* Your task *
Pull each line holding the word "screenshot" from the data.
***
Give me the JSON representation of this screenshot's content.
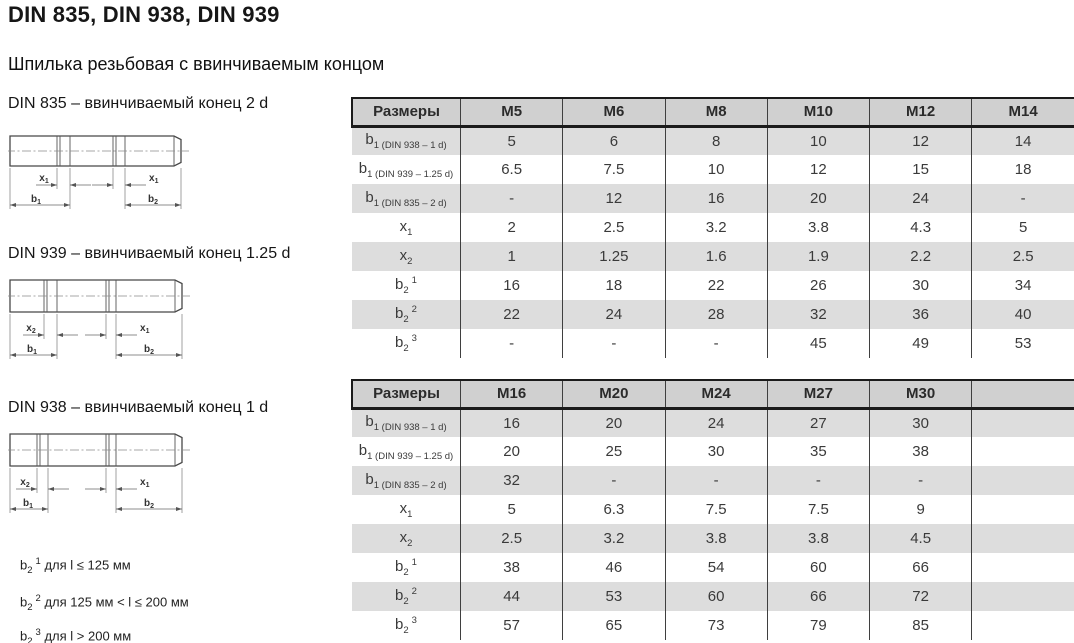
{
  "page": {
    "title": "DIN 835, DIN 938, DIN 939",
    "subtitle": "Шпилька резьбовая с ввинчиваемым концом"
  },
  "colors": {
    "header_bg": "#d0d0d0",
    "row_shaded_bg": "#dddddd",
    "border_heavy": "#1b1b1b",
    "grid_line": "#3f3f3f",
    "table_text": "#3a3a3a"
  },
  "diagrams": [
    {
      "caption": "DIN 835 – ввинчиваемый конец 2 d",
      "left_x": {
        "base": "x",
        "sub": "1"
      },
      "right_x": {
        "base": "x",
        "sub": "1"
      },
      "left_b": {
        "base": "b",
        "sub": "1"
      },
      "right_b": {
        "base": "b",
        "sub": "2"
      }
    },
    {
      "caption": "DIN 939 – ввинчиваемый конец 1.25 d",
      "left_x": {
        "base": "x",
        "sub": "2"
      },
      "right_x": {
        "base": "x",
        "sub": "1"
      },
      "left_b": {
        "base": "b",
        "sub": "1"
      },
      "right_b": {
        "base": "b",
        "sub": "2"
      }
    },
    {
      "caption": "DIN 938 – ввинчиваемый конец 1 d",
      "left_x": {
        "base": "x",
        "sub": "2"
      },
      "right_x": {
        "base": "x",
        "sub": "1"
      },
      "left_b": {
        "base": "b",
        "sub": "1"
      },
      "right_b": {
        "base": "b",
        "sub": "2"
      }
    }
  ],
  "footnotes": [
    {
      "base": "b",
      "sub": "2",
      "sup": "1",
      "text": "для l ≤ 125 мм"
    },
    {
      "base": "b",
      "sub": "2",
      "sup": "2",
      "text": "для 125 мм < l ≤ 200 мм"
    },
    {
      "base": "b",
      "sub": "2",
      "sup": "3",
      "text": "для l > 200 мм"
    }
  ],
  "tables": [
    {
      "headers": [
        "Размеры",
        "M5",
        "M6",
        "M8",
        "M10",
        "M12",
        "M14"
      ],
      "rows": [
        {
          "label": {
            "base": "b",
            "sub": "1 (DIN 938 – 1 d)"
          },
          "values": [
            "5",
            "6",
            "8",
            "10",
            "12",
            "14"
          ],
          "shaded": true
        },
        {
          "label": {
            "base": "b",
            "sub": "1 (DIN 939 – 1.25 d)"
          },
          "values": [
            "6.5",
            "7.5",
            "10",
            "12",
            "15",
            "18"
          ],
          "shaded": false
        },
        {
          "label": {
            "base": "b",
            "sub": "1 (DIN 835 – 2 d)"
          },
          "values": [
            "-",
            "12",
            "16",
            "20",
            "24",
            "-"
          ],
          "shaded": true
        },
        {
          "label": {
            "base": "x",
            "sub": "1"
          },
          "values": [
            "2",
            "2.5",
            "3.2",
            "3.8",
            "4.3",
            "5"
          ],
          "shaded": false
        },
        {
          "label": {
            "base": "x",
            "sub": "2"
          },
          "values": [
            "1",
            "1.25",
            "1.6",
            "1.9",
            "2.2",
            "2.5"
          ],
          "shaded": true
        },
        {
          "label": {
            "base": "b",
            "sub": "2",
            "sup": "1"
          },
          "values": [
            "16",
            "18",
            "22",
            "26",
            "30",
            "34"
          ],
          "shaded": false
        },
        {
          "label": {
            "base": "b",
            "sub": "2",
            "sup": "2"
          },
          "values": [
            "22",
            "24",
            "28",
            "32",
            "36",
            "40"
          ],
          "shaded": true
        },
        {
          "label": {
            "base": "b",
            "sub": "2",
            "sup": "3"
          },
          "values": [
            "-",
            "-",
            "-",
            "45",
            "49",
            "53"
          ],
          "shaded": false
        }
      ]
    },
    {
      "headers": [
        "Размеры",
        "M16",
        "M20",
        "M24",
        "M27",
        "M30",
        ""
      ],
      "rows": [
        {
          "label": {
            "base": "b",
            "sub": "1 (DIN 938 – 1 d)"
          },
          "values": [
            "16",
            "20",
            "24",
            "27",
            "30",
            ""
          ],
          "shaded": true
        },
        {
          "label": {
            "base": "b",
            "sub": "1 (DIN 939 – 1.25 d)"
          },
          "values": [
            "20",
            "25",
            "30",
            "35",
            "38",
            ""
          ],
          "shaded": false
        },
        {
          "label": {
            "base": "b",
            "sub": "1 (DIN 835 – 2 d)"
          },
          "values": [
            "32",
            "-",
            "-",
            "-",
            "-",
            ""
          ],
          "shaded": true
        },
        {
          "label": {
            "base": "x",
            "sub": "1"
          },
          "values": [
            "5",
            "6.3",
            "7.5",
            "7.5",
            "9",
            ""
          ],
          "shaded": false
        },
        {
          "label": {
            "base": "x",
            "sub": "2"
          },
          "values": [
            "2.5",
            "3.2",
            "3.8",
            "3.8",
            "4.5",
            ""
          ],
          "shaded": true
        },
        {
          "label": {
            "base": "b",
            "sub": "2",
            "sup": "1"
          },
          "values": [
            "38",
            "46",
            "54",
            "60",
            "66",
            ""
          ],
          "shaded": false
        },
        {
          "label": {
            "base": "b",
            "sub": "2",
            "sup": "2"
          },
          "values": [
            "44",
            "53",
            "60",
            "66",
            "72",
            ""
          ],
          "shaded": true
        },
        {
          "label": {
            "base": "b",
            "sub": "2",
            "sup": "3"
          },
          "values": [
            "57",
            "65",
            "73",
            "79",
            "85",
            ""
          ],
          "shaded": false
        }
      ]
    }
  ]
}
***
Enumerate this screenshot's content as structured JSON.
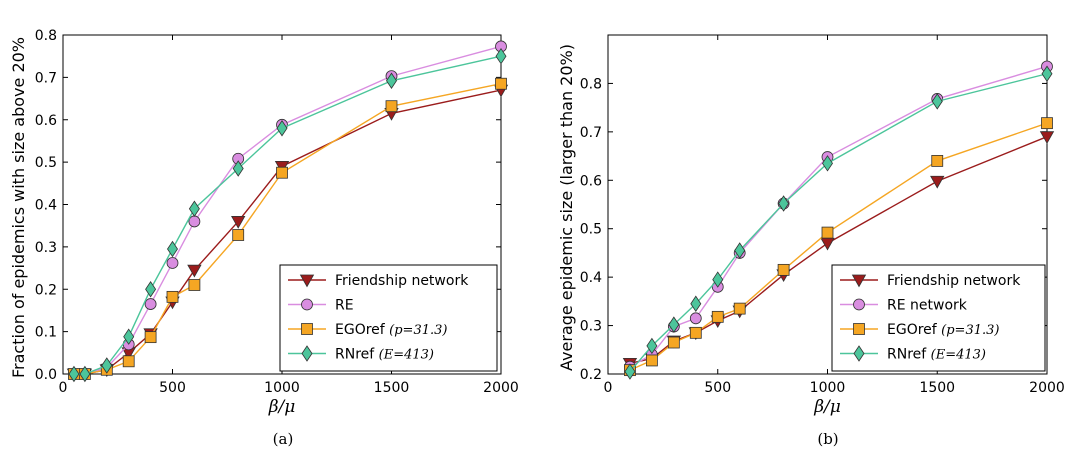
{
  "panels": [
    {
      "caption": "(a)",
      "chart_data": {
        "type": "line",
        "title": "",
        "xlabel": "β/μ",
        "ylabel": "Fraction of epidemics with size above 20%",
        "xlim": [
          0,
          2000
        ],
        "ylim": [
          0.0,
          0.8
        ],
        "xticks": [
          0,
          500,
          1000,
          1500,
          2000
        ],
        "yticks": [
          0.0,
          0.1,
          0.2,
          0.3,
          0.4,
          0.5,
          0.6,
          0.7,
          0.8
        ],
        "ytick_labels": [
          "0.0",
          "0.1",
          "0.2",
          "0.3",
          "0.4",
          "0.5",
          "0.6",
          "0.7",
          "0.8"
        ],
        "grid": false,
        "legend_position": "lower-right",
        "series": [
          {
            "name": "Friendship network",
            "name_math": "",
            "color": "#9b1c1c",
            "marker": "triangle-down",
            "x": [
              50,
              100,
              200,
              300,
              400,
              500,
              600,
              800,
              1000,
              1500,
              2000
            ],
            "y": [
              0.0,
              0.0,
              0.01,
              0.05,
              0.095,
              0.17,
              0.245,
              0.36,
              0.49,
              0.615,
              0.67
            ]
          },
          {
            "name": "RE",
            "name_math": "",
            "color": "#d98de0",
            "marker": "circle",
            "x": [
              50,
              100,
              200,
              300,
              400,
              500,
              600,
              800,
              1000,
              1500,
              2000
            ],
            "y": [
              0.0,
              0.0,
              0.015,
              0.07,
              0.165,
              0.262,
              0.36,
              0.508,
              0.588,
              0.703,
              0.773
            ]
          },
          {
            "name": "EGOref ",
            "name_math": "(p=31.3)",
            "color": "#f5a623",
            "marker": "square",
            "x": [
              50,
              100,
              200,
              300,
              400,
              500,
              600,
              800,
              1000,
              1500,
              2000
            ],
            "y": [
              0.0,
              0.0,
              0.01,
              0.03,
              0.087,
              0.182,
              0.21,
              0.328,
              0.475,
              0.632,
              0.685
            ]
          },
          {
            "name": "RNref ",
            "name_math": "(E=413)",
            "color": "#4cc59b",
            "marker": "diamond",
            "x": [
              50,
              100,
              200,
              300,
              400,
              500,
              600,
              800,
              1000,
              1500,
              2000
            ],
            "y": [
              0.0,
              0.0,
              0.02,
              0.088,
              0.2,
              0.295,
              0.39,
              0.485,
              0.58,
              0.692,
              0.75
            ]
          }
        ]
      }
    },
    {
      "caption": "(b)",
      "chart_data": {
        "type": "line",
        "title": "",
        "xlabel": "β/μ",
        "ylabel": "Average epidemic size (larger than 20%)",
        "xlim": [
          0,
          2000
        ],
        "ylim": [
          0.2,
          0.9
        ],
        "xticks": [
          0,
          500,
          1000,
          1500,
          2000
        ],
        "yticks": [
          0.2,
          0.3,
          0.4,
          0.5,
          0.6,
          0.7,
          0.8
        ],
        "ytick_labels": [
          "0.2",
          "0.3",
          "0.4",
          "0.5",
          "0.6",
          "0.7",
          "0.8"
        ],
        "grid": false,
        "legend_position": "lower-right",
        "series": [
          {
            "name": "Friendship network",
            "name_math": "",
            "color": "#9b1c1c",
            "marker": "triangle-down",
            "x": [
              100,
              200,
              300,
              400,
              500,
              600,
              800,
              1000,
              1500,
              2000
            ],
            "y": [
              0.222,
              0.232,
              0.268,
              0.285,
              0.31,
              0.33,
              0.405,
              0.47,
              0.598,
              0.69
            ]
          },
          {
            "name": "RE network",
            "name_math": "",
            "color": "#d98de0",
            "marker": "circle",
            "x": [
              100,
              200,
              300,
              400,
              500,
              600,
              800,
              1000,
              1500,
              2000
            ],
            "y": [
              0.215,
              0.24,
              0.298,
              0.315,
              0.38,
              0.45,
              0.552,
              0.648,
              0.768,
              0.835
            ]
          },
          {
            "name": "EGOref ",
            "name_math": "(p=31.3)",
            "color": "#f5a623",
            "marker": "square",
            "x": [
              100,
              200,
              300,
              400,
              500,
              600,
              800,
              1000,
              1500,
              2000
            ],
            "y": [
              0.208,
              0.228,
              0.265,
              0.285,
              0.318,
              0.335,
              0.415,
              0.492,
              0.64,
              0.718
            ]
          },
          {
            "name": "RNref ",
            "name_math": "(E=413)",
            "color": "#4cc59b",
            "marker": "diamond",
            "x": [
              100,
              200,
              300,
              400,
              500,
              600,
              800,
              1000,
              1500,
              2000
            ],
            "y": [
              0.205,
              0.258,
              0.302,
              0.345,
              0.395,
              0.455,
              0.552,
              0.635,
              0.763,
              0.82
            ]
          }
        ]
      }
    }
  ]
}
***
* Solution for this exercise *
Give me the JSON representation of this screenshot's content.
Enumerate this screenshot's content as structured JSON.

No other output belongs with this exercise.